Document extract:

"some music was meant to stay underground..."

Interview

An Interview With This Is Hell Guitarist Rick Jimenez

Photo of This Is Hell

Band Photo: This Is Hell (?)

This Is Hell has turned out to be one of the more exciting thrash bands in recent memory, but it wasn’t always that way for this New York quintet. They originally took inspirations from the NY hardcore scene for their first two albums, “Sundowning” and “Misfortunes,” before taking cues from bands like Municipal Waste on last year’s “Weight Of The World.” Just a year later, they have completely turned into a thrash act with “Black Mass,” though not without a few hints of their past still present. I had a chance to speak to guitarist Rick Jimenez in late October about “Black Mass” and how long-time fans will react to this new direction for This Is Hell.

The band just released their new album “Black Mass.” When somebody hears a title like that, they may think of religious undertones. Do the lyrics have any type of religious undertones to them?

Rick Jimenez: It’s not like we wrote an album about religion or anti-religion or pro-religion, but that’s something that’s been a recurring theme with us. The title track, “Black Mass,” uses a lot of religious references and metaphor, but more so, it’s a metaphor behind it, as opposed to a literal meaning. The way we came up with it was a lot of themes on the record are presented to the media and the public in a very positive way, when in fact, they are negative and evil and selfish. That kind of mask that is used, especially in our media and politicians. Everything comes across as, ‘Oh, this is a good idea, this is a positive thing,’ and a lot of times, it’s just a cover for negative things, a cover for greed, and a cover for power.

This album was released just a year after the band's last one. What do you credit to the fact of the short time between albums?

I don’t really know. That wasn’t a premeditated thing. We were touring on “Weight Of The World.” We recorded that record in February 2010 and went right to an Australian tour, came back and did a full European tour. We did a states tour, released the record in June, then did a full states tour over the summer. We were non-stop prior to recording that record throughout the recording and the release of it, all the way to December. For about a year-and-a-half straight, we were on the road.

After we were done with our second Australian tour in December 2010, we were home for five months before we went on another full tour. In that five months, I just wrote a ton of music; different types of things too, not just This Is Hell. I think overall in that five month period, I wrote three full-length records and two EPs for different projects. One of those full-length records just happened to be a This Is Hell record.

It was just a matter of being home without anything planned and there was no, ‘Oh, we only have a month home. We only have two weeks home.’ It was kind of, ‘We’re home right now. We don’t know what we’re going to be doing next.’ We had a good four months where there was nothing planned. It was a nice freedom time to be relaxed and creative and productive. That’s how it kind of worked out.

Tell me about some of the other material you were writing at the time.

Data lines:

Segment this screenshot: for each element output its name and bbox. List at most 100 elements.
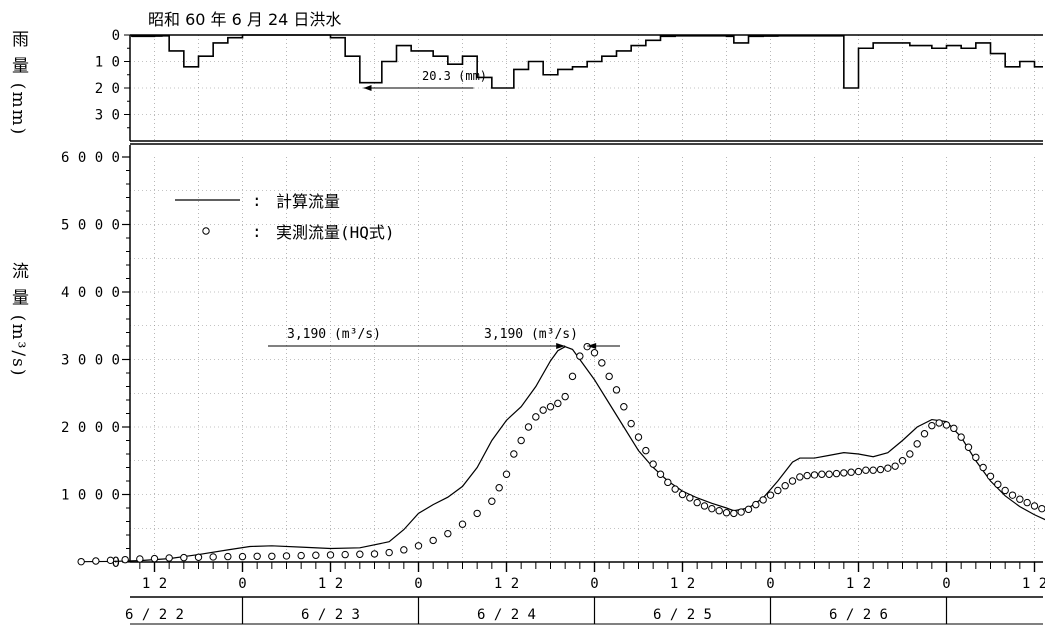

Instruction:
Reproduce verbatim the passage of the This Is Hell interview between "An Interview With" and "for This Is Hell.", inclusive.

Solved exercise:
An Interview With This Is Hell Guitarist Rick Jimenez

Photo of This Is Hell

Band Photo: This Is Hell (?)

This Is Hell has turned out to be one of the more exciting thrash bands in recent memory, but it wasn’t always that way for this New York quintet. They originally took inspirations from the NY hardcore scene for their first two albums, “Sundowning” and “Misfortunes,” before taking cues from bands like Municipal Waste on last year’s “Weight Of The World.” Just a year later, they have completely turned into a thrash act with “Black Mass,” though not without a few hints of their past still present. I had a chance to speak to guitarist Rick Jimenez in late October about “Black Mass” and how long-time fans will react to this new direction for This Is Hell.